# Record list:

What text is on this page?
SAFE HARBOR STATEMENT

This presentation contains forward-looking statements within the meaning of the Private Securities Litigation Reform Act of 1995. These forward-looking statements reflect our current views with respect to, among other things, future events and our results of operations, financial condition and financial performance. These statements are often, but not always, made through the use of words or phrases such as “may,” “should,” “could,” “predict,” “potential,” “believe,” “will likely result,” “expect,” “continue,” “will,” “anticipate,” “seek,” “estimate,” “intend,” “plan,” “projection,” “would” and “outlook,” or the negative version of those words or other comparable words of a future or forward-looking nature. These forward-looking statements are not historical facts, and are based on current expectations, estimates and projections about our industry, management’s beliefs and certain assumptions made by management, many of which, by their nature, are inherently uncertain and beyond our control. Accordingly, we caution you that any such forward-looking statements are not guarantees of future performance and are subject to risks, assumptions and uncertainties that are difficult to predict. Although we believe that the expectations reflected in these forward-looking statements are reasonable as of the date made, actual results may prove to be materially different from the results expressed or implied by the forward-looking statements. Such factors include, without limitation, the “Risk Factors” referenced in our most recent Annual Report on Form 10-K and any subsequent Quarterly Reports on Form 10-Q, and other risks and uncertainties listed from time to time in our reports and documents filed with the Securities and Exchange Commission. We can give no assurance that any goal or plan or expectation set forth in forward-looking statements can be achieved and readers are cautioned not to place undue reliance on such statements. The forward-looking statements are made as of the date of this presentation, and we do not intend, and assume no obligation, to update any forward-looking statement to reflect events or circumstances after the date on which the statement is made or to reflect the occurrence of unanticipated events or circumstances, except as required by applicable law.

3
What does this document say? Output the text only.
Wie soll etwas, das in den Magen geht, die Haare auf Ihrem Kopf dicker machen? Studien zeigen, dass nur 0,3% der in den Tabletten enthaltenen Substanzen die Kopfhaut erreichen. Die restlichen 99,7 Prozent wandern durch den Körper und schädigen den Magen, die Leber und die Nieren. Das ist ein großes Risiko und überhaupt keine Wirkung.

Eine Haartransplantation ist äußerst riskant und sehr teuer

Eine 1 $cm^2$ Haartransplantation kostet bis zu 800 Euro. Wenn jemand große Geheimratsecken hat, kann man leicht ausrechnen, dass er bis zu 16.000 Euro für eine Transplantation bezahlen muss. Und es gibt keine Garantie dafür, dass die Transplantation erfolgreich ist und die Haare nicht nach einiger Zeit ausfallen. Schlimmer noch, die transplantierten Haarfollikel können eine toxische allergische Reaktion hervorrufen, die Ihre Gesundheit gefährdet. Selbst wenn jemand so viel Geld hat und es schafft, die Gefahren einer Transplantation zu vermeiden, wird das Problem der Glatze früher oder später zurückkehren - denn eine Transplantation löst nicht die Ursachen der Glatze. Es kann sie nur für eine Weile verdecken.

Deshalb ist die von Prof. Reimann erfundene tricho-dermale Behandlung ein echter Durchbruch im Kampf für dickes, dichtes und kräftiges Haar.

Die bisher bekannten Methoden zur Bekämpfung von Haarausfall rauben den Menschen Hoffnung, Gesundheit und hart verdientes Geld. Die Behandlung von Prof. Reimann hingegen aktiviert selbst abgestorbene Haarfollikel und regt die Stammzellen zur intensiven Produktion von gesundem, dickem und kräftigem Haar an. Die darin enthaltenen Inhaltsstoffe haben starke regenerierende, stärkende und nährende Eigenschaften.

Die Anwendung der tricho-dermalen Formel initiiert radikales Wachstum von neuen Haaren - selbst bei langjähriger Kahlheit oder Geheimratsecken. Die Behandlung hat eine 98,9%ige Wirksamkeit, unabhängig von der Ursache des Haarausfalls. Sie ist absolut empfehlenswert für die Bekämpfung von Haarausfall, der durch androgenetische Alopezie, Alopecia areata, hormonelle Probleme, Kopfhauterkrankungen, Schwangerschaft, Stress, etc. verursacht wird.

# Task brief:
Transcribe all entries exactly as they are given.

# Answer for the task:
What text is on this page?
SAFE HARBOR STATEMENT

This presentation contains forward-looking statements within the meaning of the Private Securities Litigation Reform Act of 1995. These forward-looking statements reflect our current views with respect to, among other things, future events and our results of operations, financial condition and financial performance. These statements are often, but not always, made through the use of words or phrases such as “may,” “should,” “could,” “predict,” “potential,” “believe,” “will likely result,” “expect,” “continue,” “will,” “anticipate,” “seek,” “estimate,” “intend,” “plan,” “projection,” “would” and “outlook,” or the negative version of those words or other comparable words of a future or forward-looking nature. These forward-looking statements are not historical facts, and are based on current expectations, estimates and projections about our industry, management’s beliefs and certain assumptions made by management, many of which, by their nature, are inherently uncertain and beyond our control. Accordingly, we caution you that any such forward-looking statements are not guarantees of future performance and are subject to risks, assumptions and uncertainties that are difficult to predict. Although we believe that the expectations reflected in these forward-looking statements are reasonable as of the date made, actual results may prove to be materially different from the results expressed or implied by the forward-looking statements. Such factors include, without limitation, the “Risk Factors” referenced in our most recent Annual Report on Form 10-K and any subsequent Quarterly Reports on Form 10-Q, and other risks and uncertainties listed from time to time in our reports and documents filed with the Securities and Exchange Commission. We can give no assurance that any goal or plan or expectation set forth in forward-looking statements can be achieved and readers are cautioned not to place undue reliance on such statements. The forward-looking statements are made as of the date of this presentation, and we do not intend, and assume no obligation, to update any forward-looking statement to reflect events or circumstances after the date on which the statement is made or to reflect the occurrence of unanticipated events or circumstances, except as required by applicable law.

3
What does this document say? Output the text only.
Wie soll etwas, das in den Magen geht, die Haare auf Ihrem Kopf dicker machen? Studien zeigen, dass nur 0,3% der in den Tabletten enthaltenen Substanzen die Kopfhaut erreichen. Die restlichen 99,7 Prozent wandern durch den Körper und schädigen den Magen, die Leber und die Nieren. Das ist ein großes Risiko und überhaupt keine Wirkung.

Eine Haartransplantation ist äußerst riskant und sehr teuer

Eine 1 $cm^2$ Haartransplantation kostet bis zu 800 Euro. Wenn jemand große Geheimratsecken hat, kann man leicht ausrechnen, dass er bis zu 16.000 Euro für eine Transplantation bezahlen muss. Und es gibt keine Garantie dafür, dass die Transplantation erfolgreich ist und die Haare nicht nach einiger Zeit ausfallen. Schlimmer noch, die transplantierten Haarfollikel können eine toxische allergische Reaktion hervorrufen, die Ihre Gesundheit gefährdet. Selbst wenn jemand so viel Geld hat und es schafft, die Gefahren einer Transplantation zu vermeiden, wird das Problem der Glatze früher oder später zurückkehren - denn eine Transplantation löst nicht die Ursachen der Glatze. Es kann sie nur für eine Weile verdecken.

Deshalb ist die von Prof. Reimann erfundene tricho-dermale Behandlung ein echter Durchbruch im Kampf für dickes, dichtes und kräftiges Haar.

Die bisher bekannten Methoden zur Bekämpfung von Haarausfall rauben den Menschen Hoffnung, Gesundheit und hart verdientes Geld. Die Behandlung von Prof. Reimann hingegen aktiviert selbst abgestorbene Haarfollikel und regt die Stammzellen zur intensiven Produktion von gesundem, dickem und kräftigem Haar an. Die darin enthaltenen Inhaltsstoffe haben starke regenerierende, stärkende und nährende Eigenschaften.

Die Anwendung der tricho-dermalen Formel initiiert radikales Wachstum von neuen Haaren - selbst bei langjähriger Kahlheit oder Geheimratsecken. Die Behandlung hat eine 98,9%ige Wirksamkeit, unabhängig von der Ursache des Haarausfalls. Sie ist absolut empfehlenswert für die Bekämpfung von Haarausfall, der durch androgenetische Alopezie, Alopecia areata, hormonelle Probleme, Kopfhauterkrankungen, Schwangerschaft, Stress, etc. verursacht wird.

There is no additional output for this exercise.